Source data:
==========
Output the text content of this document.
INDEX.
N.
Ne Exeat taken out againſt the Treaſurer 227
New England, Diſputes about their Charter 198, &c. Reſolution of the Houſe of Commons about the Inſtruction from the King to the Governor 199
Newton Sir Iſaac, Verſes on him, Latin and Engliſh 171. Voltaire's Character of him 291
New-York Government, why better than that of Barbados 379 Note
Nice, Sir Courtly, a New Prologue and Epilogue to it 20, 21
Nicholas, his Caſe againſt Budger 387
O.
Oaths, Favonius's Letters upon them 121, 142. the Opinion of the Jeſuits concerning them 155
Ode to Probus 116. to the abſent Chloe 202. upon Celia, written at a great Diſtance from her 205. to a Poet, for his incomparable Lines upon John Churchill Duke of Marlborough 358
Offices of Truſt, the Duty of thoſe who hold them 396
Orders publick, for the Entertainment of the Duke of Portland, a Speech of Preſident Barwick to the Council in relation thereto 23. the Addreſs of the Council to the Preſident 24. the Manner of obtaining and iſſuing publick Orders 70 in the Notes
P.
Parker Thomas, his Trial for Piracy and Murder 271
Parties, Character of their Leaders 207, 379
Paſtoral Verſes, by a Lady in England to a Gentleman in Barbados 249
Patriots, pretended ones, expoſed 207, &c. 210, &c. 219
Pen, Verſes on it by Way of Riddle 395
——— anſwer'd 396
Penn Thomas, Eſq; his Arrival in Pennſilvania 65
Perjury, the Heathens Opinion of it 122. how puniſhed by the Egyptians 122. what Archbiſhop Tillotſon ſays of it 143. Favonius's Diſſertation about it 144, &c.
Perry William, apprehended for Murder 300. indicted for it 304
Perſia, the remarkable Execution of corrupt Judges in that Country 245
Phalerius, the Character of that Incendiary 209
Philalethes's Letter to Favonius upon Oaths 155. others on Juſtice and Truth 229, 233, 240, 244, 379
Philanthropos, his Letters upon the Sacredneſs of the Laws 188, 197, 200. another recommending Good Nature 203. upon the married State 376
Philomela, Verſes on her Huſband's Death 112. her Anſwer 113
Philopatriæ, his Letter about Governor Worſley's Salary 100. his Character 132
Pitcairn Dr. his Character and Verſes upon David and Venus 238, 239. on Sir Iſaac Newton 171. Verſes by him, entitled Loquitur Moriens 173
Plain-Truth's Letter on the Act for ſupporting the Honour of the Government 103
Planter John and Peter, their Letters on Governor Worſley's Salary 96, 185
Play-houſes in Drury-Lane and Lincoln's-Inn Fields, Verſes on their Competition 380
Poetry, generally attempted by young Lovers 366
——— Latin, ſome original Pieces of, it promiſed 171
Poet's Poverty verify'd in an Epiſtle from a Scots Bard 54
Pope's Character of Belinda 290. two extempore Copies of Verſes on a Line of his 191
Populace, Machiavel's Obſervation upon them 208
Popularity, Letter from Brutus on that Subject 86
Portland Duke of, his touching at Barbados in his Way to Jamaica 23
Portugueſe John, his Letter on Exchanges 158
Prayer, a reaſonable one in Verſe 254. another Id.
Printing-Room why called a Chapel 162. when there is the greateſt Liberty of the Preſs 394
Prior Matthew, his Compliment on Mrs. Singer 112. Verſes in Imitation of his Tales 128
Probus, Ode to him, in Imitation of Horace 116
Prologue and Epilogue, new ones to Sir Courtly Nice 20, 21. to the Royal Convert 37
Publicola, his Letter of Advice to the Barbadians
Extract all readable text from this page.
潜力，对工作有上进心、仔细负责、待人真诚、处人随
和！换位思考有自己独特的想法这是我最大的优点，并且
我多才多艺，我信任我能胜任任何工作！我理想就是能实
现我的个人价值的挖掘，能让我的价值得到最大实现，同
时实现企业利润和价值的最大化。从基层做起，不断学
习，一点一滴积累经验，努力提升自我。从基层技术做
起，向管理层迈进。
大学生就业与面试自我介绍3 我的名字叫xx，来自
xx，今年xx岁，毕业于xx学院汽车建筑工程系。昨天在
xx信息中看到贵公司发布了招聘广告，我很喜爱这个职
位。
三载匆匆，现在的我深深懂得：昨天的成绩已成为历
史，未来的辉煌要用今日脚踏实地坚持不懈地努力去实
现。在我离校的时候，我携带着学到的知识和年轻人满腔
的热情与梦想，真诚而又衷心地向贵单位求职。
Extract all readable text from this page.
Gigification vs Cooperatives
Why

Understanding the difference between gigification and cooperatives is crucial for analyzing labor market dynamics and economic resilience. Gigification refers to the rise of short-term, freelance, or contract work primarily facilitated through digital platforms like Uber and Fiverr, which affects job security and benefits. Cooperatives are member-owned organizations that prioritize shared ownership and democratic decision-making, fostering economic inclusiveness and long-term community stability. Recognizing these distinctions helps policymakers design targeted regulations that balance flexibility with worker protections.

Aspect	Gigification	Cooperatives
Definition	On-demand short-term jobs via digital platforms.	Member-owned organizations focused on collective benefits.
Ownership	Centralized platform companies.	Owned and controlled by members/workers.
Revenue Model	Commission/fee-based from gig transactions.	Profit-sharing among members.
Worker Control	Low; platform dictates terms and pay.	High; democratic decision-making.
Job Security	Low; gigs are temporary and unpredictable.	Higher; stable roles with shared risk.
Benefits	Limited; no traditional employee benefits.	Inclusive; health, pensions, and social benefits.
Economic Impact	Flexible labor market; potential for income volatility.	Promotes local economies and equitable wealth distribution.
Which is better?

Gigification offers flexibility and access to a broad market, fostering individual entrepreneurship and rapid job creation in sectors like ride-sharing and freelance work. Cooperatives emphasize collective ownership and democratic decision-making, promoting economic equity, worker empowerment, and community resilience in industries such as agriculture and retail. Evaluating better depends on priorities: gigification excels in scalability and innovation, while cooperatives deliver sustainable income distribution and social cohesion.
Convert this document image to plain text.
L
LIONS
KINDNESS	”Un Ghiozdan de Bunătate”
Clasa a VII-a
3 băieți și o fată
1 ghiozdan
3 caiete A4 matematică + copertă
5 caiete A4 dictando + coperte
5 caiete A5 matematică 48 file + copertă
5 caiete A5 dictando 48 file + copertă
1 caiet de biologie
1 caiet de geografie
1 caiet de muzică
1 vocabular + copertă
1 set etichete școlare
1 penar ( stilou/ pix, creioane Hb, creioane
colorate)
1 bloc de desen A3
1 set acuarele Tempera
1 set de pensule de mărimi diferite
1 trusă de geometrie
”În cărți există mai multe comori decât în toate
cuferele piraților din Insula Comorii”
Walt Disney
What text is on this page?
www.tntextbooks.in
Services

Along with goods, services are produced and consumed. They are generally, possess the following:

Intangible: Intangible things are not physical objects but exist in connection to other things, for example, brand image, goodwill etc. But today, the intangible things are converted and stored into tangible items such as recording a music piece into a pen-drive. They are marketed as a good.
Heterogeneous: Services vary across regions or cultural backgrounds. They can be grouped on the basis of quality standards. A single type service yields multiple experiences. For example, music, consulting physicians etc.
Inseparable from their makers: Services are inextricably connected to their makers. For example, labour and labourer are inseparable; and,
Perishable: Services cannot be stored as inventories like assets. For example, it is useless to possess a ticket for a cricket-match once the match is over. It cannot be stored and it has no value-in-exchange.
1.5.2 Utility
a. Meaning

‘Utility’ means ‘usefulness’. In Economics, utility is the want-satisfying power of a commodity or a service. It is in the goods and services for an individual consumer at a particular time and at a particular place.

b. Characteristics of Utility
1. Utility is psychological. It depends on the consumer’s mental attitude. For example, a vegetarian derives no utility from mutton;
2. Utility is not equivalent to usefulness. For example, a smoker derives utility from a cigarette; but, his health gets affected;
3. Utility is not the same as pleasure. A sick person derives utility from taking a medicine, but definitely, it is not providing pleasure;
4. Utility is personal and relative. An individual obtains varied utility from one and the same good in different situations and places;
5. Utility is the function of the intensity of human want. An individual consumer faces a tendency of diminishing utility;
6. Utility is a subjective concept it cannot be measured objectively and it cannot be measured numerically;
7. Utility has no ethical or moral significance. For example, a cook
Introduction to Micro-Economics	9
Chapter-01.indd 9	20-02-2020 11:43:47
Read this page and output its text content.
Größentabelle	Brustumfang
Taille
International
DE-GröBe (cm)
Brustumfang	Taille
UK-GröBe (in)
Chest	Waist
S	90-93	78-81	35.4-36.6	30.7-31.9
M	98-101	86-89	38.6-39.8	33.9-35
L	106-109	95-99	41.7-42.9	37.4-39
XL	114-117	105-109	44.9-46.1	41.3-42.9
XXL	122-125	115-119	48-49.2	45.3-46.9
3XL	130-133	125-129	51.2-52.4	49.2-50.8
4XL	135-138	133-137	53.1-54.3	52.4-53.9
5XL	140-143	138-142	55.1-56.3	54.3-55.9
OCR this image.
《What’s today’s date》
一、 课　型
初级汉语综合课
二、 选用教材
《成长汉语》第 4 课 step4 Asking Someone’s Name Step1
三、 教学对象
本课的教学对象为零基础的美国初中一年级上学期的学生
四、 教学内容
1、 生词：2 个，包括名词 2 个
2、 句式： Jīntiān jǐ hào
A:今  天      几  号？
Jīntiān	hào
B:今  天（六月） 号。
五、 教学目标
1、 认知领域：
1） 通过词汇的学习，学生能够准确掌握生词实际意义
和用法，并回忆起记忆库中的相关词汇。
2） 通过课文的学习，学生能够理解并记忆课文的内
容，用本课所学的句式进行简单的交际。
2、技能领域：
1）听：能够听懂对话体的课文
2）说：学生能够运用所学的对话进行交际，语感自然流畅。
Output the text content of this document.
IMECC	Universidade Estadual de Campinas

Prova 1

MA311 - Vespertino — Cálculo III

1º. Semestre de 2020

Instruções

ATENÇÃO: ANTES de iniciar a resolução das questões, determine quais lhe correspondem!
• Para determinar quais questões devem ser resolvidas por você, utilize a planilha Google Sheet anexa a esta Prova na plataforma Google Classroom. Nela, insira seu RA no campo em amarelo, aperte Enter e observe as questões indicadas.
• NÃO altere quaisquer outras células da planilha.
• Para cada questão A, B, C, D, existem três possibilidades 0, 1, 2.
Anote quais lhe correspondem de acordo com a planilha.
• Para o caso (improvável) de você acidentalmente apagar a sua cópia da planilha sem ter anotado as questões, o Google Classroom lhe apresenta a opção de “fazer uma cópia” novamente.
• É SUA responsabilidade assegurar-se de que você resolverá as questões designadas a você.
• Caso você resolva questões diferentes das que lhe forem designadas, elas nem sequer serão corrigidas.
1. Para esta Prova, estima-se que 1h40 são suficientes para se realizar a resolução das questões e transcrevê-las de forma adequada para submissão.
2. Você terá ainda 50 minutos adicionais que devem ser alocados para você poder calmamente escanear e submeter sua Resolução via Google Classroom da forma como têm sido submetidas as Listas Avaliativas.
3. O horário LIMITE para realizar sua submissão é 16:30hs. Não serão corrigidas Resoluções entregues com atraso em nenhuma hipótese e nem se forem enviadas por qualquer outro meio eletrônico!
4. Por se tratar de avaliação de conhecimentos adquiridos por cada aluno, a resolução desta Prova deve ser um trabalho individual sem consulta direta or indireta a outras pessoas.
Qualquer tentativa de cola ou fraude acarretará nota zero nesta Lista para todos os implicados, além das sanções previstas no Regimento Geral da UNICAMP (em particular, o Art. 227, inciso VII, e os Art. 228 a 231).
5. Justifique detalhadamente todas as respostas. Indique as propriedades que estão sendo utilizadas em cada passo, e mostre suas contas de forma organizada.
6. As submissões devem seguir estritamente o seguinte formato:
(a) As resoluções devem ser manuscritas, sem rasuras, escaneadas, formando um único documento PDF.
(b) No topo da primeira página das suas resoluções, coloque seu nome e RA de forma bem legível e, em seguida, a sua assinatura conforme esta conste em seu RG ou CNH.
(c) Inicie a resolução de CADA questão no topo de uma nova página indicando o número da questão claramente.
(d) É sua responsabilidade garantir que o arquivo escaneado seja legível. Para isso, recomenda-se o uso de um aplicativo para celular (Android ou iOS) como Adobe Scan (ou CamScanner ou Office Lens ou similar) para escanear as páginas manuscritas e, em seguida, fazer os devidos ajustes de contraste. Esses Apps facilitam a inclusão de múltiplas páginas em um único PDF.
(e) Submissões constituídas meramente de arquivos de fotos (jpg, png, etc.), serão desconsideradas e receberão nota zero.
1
==========
## WRITTEN TASK
Only the number is wanted: how many lines contain the string "caiete"?

## RESULT FOR THIS EXERCISE
4